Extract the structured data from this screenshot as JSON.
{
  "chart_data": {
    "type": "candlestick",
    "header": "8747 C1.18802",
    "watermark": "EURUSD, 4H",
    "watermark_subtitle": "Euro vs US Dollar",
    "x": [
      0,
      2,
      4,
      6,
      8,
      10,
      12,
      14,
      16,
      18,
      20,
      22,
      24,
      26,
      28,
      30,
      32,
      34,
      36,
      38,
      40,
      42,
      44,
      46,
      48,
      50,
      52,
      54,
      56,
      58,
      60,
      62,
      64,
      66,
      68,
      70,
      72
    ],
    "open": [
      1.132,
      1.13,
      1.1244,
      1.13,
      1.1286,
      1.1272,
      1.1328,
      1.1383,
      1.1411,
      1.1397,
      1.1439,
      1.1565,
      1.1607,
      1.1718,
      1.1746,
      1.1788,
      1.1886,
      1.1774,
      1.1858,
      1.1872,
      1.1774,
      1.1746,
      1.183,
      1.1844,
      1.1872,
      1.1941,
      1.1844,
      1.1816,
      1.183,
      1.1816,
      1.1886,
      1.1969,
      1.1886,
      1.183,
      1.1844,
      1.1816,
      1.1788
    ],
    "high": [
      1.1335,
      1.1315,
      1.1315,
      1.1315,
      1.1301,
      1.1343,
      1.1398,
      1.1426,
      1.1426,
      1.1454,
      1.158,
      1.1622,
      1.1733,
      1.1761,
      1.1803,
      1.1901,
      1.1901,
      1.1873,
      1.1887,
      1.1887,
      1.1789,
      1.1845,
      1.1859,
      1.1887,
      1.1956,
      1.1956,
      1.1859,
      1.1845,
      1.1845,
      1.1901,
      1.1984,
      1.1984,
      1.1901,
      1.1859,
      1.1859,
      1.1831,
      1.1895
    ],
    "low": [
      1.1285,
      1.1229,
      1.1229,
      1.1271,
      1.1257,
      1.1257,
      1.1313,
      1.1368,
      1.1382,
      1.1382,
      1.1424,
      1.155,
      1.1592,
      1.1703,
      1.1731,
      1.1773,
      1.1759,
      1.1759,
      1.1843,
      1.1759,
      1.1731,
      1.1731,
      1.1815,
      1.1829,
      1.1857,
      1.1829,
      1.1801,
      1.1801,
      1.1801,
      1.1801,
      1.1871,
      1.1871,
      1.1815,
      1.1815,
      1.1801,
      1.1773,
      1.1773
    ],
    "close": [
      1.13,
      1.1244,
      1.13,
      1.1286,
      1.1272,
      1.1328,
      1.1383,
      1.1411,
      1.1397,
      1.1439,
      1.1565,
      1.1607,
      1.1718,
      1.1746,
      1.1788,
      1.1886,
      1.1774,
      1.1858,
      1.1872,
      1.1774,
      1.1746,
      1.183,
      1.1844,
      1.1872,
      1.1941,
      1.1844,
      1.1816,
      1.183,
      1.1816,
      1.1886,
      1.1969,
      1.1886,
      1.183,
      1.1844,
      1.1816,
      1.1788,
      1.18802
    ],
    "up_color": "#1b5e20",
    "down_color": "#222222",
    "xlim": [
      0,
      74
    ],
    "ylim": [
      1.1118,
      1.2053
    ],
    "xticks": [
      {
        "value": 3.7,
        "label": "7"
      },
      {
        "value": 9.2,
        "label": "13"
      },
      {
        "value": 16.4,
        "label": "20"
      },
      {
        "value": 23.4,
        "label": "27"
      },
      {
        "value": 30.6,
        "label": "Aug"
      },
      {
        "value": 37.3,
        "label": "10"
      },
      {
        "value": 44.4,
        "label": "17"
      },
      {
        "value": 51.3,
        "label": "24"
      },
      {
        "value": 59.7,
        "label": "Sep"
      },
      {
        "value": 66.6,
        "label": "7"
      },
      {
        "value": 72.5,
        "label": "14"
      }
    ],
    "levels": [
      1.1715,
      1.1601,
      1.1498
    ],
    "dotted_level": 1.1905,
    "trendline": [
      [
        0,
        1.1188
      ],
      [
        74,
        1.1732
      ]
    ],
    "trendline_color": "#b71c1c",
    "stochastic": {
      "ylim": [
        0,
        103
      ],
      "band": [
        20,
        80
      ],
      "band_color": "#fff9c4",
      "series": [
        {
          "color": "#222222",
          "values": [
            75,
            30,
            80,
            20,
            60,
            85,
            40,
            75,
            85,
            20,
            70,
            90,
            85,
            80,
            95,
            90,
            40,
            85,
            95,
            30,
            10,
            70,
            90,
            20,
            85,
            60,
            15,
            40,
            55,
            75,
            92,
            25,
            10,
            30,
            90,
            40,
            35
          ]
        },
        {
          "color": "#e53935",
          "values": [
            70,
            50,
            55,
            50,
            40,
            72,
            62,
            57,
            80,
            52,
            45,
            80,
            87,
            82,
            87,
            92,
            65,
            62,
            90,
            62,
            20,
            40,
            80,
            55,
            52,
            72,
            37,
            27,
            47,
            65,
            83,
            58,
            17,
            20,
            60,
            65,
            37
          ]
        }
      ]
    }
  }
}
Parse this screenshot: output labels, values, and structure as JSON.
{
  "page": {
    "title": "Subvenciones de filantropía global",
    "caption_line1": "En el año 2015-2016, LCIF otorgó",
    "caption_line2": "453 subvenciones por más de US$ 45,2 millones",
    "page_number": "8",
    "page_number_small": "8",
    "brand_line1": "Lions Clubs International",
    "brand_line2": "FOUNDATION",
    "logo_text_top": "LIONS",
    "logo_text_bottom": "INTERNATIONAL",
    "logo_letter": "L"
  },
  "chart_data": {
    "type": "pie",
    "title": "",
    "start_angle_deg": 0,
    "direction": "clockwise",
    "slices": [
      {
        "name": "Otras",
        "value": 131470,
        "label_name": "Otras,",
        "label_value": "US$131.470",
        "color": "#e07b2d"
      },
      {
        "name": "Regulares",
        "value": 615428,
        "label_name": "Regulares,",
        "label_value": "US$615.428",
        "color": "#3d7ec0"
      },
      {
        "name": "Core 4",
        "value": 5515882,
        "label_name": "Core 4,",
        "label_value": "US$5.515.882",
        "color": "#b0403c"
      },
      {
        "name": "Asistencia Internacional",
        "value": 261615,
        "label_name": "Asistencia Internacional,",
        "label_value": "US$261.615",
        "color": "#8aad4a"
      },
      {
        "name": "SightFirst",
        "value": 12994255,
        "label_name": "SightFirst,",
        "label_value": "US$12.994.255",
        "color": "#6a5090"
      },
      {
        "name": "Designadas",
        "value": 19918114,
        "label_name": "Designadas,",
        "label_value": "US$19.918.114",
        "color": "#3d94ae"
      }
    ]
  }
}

#### TASK INSTRUCTIONS:
Say, as a number only, how many lines of the data contain "Designadas".

#### TASK OUTPUT:
2